Work to do: Restate all of the data exactly.

-------------------------

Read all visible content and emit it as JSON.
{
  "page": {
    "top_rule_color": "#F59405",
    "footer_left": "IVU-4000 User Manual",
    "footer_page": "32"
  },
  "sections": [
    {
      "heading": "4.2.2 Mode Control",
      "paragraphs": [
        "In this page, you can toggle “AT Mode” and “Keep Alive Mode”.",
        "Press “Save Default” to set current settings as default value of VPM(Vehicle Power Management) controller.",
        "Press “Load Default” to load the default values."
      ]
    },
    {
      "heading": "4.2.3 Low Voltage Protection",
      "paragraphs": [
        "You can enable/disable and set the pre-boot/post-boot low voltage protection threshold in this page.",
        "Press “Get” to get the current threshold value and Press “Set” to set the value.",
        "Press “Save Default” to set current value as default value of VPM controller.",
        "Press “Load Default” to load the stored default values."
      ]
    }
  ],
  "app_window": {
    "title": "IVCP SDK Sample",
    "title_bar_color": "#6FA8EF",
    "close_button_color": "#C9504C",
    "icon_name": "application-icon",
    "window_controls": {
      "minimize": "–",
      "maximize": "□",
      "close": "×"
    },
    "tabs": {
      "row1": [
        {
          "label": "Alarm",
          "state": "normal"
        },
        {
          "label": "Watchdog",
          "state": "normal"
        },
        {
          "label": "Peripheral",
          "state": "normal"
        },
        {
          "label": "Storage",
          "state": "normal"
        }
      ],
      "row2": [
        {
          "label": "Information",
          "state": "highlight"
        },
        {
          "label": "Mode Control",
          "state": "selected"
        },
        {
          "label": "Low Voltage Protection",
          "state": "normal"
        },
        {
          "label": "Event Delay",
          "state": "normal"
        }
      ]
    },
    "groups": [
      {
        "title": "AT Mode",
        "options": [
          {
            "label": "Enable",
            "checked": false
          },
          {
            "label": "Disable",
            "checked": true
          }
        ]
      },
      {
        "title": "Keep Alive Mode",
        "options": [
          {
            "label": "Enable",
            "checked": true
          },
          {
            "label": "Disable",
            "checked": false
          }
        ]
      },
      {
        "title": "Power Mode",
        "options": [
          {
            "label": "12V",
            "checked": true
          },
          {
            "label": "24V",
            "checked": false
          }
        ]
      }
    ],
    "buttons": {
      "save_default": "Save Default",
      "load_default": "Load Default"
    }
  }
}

-------------------------

Full output:
Read all visible content and emit it as JSON.
{
  "page": {
    "top_rule_color": "#F59405",
    "footer_left": "IVU-4000 User Manual",
    "footer_page": "32"
  },
  "sections": [
    {
      "heading": "4.2.2 Mode Control",
      "paragraphs": [
        "In this page, you can toggle “AT Mode” and “Keep Alive Mode”.",
        "Press “Save Default” to set current settings as default value of VPM(Vehicle Power Management) controller.",
        "Press “Load Default” to load the default values."
      ]
    },
    {
      "heading": "4.2.3 Low Voltage Protection",
      "paragraphs": [
        "You can enable/disable and set the pre-boot/post-boot low voltage protection threshold in this page.",
        "Press “Get” to get the current threshold value and Press “Set” to set the value.",
        "Press “Save Default” to set current value as default value of VPM controller.",
        "Press “Load Default” to load the stored default values."
      ]
    }
  ],
  "app_window": {
    "title": "IVCP SDK Sample",
    "title_bar_color": "#6FA8EF",
    "close_button_color": "#C9504C",
    "icon_name": "application-icon",
    "window_controls": {
      "minimize": "–",
      "maximize": "□",
      "close": "×"
    },
    "tabs": {
      "row1": [
        {
          "label": "Alarm",
          "state": "normal"
        },
        {
          "label": "Watchdog",
          "state": "normal"
        },
        {
          "label": "Peripheral",
          "state": "normal"
        },
        {
          "label": "Storage",
          "state": "normal"
        }
      ],
      "row2": [
        {
          "label": "Information",
          "state": "highlight"
        },
        {
          "label": "Mode Control",
          "state": "selected"
        },
        {
          "label": "Low Voltage Protection",
          "state": "normal"
        },
        {
          "label": "Event Delay",
          "state": "normal"
        }
      ]
    },
    "groups": [
      {
        "title": "AT Mode",
        "options": [
          {
            "label": "Enable",
            "checked": false
          },
          {
            "label": "Disable",
            "checked": true
          }
        ]
      },
      {
        "title": "Keep Alive Mode",
        "options": [
          {
            "label": "Enable",
            "checked": true
          },
          {
            "label": "Disable",
            "checked": false
          }
        ]
      },
      {
        "title": "Power Mode",
        "options": [
          {
            "label": "12V",
            "checked": true
          },
          {
            "label": "24V",
            "checked": false
          }
        ]
      }
    ],
    "buttons": {
      "save_default": "Save Default",
      "load_default": "Load Default"
    }
  }
}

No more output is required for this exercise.